Data excerpts:
-=-=-

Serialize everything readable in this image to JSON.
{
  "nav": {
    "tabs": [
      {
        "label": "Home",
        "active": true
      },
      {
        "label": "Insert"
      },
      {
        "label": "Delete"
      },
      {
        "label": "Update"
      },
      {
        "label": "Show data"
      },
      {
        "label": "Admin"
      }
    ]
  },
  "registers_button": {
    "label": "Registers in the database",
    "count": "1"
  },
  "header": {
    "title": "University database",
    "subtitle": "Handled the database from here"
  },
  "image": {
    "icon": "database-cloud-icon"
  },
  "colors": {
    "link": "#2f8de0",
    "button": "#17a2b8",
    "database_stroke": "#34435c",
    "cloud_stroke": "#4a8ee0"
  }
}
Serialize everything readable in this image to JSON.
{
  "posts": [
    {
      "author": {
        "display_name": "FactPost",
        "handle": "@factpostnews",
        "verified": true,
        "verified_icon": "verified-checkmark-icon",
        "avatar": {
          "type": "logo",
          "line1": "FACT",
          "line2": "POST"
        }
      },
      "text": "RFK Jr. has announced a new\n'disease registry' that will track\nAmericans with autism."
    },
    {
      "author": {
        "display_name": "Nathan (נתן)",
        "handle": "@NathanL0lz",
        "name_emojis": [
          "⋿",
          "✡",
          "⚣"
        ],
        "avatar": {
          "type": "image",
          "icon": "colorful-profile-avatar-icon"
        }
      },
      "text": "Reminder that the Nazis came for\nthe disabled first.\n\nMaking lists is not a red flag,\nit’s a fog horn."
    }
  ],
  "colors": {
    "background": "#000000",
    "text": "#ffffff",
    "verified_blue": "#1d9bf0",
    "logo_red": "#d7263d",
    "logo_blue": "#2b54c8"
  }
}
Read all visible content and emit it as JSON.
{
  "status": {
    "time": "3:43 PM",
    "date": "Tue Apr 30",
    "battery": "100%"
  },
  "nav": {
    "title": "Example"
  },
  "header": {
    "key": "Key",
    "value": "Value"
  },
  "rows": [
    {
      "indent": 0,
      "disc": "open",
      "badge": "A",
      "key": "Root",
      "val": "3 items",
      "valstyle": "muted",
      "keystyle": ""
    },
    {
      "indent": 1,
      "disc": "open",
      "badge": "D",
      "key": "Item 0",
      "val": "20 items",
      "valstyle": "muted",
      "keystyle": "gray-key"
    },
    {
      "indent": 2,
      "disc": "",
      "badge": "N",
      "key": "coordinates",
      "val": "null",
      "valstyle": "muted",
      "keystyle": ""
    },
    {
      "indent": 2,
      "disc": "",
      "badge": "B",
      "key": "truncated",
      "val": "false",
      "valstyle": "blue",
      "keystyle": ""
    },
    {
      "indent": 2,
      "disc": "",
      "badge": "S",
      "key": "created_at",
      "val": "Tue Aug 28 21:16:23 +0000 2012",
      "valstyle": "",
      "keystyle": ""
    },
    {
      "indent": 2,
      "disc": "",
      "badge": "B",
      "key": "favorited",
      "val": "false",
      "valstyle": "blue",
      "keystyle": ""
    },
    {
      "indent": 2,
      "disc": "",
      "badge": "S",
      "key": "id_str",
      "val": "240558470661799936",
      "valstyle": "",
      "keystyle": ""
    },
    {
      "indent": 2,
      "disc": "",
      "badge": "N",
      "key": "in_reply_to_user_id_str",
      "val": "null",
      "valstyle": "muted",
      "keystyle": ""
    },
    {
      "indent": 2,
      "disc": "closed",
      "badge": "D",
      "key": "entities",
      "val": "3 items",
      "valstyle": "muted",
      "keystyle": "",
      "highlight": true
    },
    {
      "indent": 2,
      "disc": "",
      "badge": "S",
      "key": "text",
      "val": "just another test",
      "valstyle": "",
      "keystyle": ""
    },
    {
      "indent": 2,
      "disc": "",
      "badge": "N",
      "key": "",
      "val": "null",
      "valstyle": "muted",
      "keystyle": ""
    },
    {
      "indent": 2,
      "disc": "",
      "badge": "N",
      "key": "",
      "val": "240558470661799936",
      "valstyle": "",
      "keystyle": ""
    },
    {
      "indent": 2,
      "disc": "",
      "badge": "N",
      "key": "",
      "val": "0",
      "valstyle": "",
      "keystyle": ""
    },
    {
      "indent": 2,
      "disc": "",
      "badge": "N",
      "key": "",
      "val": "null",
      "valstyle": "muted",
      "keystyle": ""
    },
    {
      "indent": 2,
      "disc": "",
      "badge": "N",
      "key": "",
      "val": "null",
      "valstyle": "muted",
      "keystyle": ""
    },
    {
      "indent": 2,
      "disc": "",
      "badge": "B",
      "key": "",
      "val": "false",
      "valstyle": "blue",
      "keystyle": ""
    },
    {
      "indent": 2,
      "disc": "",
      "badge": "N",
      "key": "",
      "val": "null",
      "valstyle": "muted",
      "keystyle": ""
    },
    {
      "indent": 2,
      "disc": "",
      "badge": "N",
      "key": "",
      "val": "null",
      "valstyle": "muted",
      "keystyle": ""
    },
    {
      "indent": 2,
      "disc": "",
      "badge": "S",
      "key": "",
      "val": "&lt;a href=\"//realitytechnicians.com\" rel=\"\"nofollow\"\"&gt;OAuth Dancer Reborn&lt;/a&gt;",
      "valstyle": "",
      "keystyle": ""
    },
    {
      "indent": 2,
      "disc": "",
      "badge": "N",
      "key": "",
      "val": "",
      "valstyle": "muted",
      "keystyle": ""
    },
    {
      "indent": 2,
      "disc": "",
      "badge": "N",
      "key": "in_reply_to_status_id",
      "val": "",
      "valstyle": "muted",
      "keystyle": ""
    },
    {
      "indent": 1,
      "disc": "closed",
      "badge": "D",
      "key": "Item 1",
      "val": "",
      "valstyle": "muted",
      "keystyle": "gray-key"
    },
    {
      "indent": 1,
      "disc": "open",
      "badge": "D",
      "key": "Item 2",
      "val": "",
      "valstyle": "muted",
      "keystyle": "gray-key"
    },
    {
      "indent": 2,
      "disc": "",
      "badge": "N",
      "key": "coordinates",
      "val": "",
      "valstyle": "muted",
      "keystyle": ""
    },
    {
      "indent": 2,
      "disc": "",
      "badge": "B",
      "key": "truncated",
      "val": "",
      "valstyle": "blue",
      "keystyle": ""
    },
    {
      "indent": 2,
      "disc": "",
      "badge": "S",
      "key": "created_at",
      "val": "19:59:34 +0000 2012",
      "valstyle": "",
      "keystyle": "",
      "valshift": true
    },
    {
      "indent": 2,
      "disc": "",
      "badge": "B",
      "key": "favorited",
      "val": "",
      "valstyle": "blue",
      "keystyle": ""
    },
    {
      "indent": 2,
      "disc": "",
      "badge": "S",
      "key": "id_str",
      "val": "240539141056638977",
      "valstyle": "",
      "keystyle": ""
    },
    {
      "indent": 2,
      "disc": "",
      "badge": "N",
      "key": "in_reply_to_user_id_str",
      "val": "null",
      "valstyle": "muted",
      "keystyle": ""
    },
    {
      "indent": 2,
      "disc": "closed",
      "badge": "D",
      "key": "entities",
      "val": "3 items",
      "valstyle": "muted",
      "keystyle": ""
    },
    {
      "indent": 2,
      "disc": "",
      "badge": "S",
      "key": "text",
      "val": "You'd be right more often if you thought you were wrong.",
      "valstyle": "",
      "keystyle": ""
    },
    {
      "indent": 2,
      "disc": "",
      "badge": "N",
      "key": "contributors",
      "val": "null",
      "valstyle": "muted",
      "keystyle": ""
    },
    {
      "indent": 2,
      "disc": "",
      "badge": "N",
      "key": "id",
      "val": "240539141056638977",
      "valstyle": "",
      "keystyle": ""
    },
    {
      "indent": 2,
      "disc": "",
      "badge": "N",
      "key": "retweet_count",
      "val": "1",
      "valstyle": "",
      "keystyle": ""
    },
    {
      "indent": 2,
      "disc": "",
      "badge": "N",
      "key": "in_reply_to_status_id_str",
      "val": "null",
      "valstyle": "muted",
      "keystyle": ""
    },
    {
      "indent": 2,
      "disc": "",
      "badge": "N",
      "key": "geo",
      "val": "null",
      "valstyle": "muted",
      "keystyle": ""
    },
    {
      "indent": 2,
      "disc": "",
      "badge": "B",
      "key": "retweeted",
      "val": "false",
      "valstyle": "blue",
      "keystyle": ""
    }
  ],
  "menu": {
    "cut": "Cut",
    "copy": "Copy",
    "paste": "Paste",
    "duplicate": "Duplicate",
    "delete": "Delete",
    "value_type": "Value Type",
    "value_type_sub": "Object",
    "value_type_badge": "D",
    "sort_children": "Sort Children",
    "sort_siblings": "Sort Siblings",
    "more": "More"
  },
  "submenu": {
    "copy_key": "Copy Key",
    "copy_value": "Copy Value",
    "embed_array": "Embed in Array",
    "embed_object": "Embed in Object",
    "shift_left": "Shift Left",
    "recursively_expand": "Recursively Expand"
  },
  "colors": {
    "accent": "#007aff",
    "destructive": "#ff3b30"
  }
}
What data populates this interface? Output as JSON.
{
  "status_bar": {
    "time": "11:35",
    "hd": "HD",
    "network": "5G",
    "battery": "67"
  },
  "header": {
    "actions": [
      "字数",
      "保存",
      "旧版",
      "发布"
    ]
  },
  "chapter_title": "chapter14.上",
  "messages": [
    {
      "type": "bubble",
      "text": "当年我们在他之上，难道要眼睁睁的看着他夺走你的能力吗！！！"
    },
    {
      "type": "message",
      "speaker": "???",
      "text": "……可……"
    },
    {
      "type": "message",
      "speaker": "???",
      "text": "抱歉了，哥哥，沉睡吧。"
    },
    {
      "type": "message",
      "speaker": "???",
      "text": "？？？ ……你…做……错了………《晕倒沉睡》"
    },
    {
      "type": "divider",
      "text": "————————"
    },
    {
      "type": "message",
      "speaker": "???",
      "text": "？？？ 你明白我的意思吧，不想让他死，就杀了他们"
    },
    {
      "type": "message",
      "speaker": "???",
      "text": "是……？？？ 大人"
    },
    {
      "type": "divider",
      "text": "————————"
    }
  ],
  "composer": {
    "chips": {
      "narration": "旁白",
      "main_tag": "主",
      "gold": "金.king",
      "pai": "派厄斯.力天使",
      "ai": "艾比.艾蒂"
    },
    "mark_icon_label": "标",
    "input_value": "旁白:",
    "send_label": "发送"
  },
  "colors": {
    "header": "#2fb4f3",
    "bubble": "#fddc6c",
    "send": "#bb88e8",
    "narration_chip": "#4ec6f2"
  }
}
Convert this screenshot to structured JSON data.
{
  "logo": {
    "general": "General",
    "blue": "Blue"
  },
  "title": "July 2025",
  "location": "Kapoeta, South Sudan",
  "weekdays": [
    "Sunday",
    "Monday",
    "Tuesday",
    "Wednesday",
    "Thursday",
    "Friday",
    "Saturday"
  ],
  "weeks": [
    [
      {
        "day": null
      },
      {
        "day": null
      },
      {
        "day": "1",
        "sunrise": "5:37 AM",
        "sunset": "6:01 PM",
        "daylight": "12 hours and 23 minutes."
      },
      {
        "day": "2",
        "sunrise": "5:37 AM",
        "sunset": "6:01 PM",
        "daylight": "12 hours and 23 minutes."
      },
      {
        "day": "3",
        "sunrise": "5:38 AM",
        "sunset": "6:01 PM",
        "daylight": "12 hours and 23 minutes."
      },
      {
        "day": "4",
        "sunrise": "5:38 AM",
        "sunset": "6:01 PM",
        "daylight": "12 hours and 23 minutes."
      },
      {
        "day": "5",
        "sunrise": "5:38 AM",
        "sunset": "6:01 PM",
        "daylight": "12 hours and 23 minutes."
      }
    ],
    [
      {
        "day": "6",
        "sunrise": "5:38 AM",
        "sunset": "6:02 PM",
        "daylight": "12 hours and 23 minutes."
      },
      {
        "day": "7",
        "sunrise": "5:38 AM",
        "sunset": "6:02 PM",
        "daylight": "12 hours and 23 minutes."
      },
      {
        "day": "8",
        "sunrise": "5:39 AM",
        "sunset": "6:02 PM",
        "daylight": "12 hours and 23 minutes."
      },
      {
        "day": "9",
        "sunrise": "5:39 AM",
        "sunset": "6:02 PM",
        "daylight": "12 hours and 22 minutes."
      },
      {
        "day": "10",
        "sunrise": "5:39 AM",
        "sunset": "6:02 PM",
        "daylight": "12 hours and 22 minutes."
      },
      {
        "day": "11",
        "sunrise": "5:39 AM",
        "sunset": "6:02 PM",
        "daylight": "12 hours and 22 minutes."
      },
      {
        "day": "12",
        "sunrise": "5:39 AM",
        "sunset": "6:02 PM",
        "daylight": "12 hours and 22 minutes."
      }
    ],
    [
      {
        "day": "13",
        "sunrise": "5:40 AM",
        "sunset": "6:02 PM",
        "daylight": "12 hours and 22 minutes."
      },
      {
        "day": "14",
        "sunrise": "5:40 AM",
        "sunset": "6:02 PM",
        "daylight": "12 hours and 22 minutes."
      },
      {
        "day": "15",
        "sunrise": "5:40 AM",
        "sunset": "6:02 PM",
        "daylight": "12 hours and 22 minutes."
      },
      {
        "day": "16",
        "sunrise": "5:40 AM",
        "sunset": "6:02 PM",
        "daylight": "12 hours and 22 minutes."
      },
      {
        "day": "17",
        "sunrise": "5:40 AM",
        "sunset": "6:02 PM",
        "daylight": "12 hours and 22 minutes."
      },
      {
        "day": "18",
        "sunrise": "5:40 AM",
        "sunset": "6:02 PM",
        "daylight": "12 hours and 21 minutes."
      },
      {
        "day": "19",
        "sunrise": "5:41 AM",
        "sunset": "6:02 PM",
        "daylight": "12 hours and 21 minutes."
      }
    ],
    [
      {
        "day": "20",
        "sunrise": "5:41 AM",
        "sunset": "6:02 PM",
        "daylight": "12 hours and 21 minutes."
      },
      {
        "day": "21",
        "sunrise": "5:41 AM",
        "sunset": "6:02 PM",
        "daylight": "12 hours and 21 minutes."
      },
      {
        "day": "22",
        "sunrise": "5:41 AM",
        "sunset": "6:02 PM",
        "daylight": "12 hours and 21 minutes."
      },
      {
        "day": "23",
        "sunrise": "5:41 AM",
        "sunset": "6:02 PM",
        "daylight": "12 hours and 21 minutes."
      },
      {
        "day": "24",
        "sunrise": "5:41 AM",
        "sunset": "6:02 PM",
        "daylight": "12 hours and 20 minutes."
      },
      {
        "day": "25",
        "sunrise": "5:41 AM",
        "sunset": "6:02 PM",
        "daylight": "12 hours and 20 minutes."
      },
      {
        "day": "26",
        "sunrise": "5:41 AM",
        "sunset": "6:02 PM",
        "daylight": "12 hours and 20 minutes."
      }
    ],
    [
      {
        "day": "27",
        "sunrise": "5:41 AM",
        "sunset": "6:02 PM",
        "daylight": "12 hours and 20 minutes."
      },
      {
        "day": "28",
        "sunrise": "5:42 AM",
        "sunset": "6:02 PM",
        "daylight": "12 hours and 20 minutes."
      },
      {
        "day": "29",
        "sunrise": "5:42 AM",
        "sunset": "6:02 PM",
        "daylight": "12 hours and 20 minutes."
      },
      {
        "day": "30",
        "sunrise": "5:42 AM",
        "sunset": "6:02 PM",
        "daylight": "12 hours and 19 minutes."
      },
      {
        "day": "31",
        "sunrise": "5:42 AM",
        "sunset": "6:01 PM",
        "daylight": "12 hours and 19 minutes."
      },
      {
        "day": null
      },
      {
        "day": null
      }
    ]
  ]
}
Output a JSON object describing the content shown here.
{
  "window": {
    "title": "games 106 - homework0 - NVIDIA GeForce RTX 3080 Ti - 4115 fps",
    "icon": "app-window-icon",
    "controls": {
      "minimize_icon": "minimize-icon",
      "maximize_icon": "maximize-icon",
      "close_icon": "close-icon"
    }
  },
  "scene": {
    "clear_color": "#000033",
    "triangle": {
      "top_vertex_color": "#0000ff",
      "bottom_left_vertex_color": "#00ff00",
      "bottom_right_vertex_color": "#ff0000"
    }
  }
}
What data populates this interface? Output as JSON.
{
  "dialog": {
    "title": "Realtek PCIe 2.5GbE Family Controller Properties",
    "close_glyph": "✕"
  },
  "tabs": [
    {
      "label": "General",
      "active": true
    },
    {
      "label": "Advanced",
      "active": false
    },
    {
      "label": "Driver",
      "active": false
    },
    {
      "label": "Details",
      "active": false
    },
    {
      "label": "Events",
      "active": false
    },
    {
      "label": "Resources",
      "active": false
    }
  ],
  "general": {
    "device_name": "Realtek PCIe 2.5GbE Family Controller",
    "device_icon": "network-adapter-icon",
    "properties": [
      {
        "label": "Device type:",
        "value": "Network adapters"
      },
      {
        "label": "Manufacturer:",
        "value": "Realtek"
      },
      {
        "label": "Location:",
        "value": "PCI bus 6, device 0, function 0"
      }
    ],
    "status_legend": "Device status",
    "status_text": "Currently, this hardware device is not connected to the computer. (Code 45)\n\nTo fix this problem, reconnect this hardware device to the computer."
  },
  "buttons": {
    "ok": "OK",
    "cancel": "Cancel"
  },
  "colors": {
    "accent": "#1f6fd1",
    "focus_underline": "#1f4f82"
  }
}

-=-=-

§ **EXERCISE INSTRUCTIONS**
Pick out the lines containing the string "more" and show them.

§ **OUTPUT FOR THIS EXERCISE**
      "val": "You'd be right more often if you thought you were wrong.",
    "more": "More"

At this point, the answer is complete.